**Direction:** Copy the rows from the first row through the row containing "deny-label: Deny (2039, 759, 2085, 781)", keeping each one unchanged.

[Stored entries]
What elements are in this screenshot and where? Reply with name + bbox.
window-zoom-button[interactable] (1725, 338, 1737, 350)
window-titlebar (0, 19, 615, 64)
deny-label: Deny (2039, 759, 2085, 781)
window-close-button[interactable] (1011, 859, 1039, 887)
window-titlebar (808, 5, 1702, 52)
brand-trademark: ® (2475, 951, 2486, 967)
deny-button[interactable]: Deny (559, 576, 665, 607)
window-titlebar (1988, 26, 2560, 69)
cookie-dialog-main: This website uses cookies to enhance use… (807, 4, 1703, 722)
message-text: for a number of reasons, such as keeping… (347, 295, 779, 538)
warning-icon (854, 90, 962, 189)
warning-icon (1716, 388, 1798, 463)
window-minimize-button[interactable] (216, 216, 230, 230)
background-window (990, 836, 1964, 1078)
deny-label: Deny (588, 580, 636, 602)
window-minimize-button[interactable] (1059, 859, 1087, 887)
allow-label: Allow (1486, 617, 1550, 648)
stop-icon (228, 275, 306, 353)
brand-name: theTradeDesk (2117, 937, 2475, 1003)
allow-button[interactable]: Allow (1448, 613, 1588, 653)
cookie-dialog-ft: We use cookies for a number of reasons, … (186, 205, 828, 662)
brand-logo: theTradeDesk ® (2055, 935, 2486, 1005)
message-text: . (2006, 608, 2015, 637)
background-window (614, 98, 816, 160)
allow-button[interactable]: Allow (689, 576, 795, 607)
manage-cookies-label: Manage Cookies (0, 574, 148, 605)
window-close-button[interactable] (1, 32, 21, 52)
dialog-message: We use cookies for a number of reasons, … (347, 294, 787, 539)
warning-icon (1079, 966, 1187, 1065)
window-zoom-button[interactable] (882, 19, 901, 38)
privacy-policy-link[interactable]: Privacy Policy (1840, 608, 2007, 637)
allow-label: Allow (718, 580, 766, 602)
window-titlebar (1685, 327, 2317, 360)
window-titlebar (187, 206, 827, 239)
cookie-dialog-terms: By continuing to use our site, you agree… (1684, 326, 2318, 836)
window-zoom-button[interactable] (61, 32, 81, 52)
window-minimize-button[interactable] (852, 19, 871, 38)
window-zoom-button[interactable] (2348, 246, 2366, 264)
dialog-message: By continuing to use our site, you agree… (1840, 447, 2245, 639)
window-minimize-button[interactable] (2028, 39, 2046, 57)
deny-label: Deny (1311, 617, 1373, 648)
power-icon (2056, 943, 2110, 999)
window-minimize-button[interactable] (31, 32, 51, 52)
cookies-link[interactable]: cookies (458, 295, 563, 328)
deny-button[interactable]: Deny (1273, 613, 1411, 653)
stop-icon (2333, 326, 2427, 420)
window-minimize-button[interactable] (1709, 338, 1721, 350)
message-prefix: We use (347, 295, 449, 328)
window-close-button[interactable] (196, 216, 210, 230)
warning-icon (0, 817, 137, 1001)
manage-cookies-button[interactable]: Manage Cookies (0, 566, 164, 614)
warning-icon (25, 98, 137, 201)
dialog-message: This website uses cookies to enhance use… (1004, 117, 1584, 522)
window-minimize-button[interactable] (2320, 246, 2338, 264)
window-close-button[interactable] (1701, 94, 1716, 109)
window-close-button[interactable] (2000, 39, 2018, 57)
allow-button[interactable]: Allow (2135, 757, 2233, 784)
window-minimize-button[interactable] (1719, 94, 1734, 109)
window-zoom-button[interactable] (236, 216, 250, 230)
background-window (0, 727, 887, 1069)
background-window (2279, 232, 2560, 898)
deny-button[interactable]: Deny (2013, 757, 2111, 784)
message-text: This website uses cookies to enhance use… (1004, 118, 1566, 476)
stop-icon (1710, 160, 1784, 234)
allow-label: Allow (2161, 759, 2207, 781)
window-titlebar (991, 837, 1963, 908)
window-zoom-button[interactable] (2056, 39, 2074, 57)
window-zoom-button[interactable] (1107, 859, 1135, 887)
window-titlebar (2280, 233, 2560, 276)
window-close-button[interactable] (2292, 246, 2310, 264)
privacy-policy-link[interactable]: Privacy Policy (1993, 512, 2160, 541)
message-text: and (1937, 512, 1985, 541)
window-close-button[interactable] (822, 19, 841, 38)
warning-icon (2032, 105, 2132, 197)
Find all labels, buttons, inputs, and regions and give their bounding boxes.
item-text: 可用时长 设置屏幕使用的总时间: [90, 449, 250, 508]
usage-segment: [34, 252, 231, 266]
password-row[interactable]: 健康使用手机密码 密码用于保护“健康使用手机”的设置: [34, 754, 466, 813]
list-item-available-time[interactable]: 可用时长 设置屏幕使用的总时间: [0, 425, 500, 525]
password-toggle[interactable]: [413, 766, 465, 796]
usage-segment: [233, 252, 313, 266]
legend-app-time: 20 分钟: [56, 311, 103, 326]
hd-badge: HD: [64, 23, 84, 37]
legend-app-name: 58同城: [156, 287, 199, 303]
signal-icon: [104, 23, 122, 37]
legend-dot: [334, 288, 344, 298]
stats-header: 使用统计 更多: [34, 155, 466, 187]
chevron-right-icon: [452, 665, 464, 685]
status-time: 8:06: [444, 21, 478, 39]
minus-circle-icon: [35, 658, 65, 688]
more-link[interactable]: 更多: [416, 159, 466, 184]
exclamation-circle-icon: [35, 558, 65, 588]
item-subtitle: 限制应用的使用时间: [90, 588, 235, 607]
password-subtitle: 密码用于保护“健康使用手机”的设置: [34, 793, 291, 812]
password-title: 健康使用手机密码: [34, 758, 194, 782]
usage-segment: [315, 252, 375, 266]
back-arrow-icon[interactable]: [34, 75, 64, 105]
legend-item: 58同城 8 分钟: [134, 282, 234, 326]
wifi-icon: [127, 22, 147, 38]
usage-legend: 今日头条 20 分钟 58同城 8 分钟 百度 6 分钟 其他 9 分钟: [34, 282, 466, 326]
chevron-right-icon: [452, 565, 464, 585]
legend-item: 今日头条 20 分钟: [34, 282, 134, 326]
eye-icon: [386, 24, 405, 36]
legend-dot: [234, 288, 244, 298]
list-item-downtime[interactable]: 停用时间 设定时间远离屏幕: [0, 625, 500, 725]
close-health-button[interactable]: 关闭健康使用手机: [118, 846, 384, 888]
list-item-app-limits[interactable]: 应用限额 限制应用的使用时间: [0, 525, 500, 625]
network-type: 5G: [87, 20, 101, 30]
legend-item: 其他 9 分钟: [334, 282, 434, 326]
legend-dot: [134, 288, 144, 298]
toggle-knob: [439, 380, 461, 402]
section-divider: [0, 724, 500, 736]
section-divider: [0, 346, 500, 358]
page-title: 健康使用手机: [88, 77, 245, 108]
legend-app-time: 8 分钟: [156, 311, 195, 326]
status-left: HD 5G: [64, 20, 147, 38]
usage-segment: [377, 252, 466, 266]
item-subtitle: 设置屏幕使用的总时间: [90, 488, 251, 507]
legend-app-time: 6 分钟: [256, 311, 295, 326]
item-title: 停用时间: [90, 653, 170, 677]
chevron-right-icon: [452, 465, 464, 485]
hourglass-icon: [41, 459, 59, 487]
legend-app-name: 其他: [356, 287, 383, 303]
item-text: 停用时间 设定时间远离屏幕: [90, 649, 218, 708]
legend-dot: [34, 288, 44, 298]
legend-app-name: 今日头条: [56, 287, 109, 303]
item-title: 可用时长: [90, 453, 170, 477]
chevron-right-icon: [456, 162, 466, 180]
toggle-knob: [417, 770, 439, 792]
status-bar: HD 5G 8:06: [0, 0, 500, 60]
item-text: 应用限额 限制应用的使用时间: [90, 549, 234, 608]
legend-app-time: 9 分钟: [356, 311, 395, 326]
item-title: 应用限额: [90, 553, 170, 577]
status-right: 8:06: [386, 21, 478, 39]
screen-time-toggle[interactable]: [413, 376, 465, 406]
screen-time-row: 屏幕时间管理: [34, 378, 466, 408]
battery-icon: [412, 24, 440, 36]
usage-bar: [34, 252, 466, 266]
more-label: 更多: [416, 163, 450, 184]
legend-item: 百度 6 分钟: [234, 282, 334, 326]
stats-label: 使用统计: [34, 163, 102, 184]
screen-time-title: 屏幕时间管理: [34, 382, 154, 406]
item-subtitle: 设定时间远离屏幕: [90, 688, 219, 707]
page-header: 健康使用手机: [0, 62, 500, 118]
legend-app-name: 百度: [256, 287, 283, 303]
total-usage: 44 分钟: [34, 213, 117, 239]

**Output of the exercise:**
What elements are in this screenshot and where? Reply with name + bbox.
window-zoom-button[interactable] (1725, 338, 1737, 350)
window-titlebar (0, 19, 615, 64)
deny-label: Deny (2039, 759, 2085, 781)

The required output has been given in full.